Records taken from a collection:
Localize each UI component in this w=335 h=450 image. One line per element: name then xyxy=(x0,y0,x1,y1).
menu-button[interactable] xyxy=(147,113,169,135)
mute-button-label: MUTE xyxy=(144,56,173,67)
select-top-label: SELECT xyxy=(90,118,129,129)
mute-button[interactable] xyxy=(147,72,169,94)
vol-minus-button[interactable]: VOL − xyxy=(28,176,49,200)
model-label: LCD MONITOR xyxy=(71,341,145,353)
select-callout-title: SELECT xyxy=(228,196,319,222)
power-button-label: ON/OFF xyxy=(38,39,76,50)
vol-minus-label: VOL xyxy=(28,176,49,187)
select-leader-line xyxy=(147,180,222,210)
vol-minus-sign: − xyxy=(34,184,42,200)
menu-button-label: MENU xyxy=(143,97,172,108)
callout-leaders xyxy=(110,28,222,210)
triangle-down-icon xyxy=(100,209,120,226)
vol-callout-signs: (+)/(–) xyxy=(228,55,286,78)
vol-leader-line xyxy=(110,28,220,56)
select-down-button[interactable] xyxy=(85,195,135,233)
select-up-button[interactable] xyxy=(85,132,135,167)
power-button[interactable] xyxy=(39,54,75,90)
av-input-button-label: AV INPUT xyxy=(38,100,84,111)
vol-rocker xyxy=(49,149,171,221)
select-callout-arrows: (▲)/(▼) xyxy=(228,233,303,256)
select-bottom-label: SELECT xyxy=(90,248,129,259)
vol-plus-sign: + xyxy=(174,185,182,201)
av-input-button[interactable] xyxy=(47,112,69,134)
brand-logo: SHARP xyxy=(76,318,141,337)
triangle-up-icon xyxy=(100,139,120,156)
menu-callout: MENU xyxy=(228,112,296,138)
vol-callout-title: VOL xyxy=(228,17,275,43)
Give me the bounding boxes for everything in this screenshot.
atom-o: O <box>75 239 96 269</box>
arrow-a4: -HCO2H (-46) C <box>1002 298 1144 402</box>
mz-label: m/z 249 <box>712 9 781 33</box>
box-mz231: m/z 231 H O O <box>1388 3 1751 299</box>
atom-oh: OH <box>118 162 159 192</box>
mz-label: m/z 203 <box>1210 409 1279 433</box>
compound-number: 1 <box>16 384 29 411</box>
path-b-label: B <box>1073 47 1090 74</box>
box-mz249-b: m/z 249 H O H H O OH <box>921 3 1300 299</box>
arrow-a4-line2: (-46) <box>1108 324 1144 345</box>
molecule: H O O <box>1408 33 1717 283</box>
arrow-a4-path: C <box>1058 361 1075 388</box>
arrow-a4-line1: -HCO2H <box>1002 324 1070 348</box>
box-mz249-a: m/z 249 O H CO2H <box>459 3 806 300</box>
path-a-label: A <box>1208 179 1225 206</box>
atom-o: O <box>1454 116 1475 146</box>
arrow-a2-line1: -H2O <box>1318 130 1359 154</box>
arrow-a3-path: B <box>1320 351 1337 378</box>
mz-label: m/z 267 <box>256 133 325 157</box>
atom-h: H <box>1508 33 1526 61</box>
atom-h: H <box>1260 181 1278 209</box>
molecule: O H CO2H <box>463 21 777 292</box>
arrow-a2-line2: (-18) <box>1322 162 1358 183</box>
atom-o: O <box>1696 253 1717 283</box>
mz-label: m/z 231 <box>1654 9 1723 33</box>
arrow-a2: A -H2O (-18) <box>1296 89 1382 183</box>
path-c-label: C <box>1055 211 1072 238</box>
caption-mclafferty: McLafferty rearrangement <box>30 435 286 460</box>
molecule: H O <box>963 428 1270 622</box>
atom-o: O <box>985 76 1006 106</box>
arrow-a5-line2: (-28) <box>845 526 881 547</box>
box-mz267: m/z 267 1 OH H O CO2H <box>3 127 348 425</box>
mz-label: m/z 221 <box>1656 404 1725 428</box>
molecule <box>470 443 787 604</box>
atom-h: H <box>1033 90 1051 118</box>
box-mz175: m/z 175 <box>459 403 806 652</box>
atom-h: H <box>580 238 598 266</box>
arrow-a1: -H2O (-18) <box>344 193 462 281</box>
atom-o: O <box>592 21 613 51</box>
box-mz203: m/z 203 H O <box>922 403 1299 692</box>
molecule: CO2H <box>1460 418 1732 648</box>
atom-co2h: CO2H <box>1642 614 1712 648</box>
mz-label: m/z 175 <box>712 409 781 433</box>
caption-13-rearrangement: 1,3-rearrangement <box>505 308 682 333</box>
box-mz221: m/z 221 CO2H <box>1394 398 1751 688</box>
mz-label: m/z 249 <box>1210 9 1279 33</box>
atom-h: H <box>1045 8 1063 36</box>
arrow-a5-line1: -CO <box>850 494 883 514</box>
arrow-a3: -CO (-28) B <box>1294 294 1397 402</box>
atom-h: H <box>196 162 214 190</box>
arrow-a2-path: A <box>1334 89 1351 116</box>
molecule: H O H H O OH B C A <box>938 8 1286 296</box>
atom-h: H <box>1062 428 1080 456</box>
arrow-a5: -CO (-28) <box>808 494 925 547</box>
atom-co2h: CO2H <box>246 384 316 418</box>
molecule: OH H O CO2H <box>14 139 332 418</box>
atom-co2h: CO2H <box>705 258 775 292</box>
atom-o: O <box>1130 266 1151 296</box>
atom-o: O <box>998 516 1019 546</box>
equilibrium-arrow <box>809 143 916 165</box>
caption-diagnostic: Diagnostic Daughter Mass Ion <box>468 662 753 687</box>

Given request:
Output every line of the records above exactly as it appears, with no changes.

Solution for this task:
Localize each UI component in this w=335 h=450 image. One line per element: name then xyxy=(x0,y0,x1,y1).
menu-button[interactable] xyxy=(147,113,169,135)
mute-button-label: MUTE xyxy=(144,56,173,67)
select-top-label: SELECT xyxy=(90,118,129,129)
mute-button[interactable] xyxy=(147,72,169,94)
vol-minus-button[interactable]: VOL − xyxy=(28,176,49,200)
model-label: LCD MONITOR xyxy=(71,341,145,353)
select-callout-title: SELECT xyxy=(228,196,319,222)
power-button-label: ON/OFF xyxy=(38,39,76,50)
vol-minus-label: VOL xyxy=(28,176,49,187)
select-leader-line xyxy=(147,180,222,210)
vol-minus-sign: − xyxy=(34,184,42,200)
menu-button-label: MENU xyxy=(143,97,172,108)
callout-leaders xyxy=(110,28,222,210)
triangle-down-icon xyxy=(100,209,120,226)
vol-callout-signs: (+)/(–) xyxy=(228,55,286,78)
vol-leader-line xyxy=(110,28,220,56)
select-down-button[interactable] xyxy=(85,195,135,233)
select-up-button[interactable] xyxy=(85,132,135,167)
power-button[interactable] xyxy=(39,54,75,90)
av-input-button-label: AV INPUT xyxy=(38,100,84,111)
vol-rocker xyxy=(49,149,171,221)
select-callout-arrows: (▲)/(▼) xyxy=(228,233,303,256)
select-bottom-label: SELECT xyxy=(90,248,129,259)
vol-plus-sign: + xyxy=(174,185,182,201)
av-input-button[interactable] xyxy=(47,112,69,134)
brand-logo: SHARP xyxy=(76,318,141,337)
triangle-up-icon xyxy=(100,139,120,156)
menu-callout: MENU xyxy=(228,112,296,138)
vol-callout-title: VOL xyxy=(228,17,275,43)
Give me the bounding boxes for everything in this screenshot.
atom-o: O <box>75 239 96 269</box>
arrow-a4: -HCO2H (-46) C <box>1002 298 1144 402</box>
mz-label: m/z 249 <box>712 9 781 33</box>
box-mz231: m/z 231 H O O <box>1388 3 1751 299</box>
atom-oh: OH <box>118 162 159 192</box>
mz-label: m/z 203 <box>1210 409 1279 433</box>
compound-number: 1 <box>16 384 29 411</box>
path-b-label: B <box>1073 47 1090 74</box>
box-mz249-b: m/z 249 H O H H O OH <box>921 3 1300 299</box>
arrow-a4-line2: (-46) <box>1108 324 1144 345</box>
molecule: H O O <box>1408 33 1717 283</box>
arrow-a4-path: C <box>1058 361 1075 388</box>
arrow-a4-line1: -HCO2H <box>1002 324 1070 348</box>
box-mz249-a: m/z 249 O H CO2H <box>459 3 806 300</box>
path-a-label: A <box>1208 179 1225 206</box>
atom-o: O <box>1454 116 1475 146</box>
arrow-a2-line1: -H2O <box>1318 130 1359 154</box>
arrow-a3-path: B <box>1320 351 1337 378</box>
mz-label: m/z 267 <box>256 133 325 157</box>
atom-h: H <box>1508 33 1526 61</box>
atom-h: H <box>1260 181 1278 209</box>
molecule: O H CO2H <box>463 21 777 292</box>
arrow-a2-line2: (-18) <box>1322 162 1358 183</box>
atom-o: O <box>1696 253 1717 283</box>
mz-label: m/z 231 <box>1654 9 1723 33</box>
arrow-a2: A -H2O (-18) <box>1296 89 1382 183</box>
path-c-label: C <box>1055 211 1072 238</box>
caption-mclafferty: McLafferty rearrangement <box>30 435 286 460</box>
molecule: H O <box>963 428 1270 622</box>
atom-o: O <box>985 76 1006 106</box>
arrow-a5-line2: (-28) <box>845 526 881 547</box>
box-mz267: m/z 267 1 OH H O CO2H <box>3 127 348 425</box>
mz-label: m/z 221 <box>1656 404 1725 428</box>
molecule <box>470 443 787 604</box>
atom-h: H <box>1033 90 1051 118</box>
box-mz175: m/z 175 <box>459 403 806 652</box>
atom-h: H <box>580 238 598 266</box>
arrow-a1: -H2O (-18) <box>344 193 462 281</box>
atom-o: O <box>592 21 613 51</box>
box-mz203: m/z 203 H O <box>922 403 1299 692</box>
molecule: CO2H <box>1460 418 1732 648</box>
atom-co2h: CO2H <box>1642 614 1712 648</box>
mz-label: m/z 175 <box>712 409 781 433</box>
caption-13-rearrangement: 1,3-rearrangement <box>505 308 682 333</box>
box-mz221: m/z 221 CO2H <box>1394 398 1751 688</box>
mz-label: m/z 249 <box>1210 9 1279 33</box>
atom-h: H <box>1045 8 1063 36</box>
arrow-a5-line1: -CO <box>850 494 883 514</box>
arrow-a3: -CO (-28) B <box>1294 294 1397 402</box>
atom-h: H <box>196 162 214 190</box>
arrow-a2-path: A <box>1334 89 1351 116</box>
molecule: H O H H O OH B C A <box>938 8 1286 296</box>
atom-h: H <box>1062 428 1080 456</box>
arrow-a5: -CO (-28) <box>808 494 925 547</box>
atom-co2h: CO2H <box>246 384 316 418</box>
molecule: OH H O CO2H <box>14 139 332 418</box>
atom-co2h: CO2H <box>705 258 775 292</box>
atom-o: O <box>1130 266 1151 296</box>
atom-o: O <box>998 516 1019 546</box>
equilibrium-arrow <box>809 143 916 165</box>
caption-diagnostic: Diagnostic Daughter Mass Ion <box>468 662 753 687</box>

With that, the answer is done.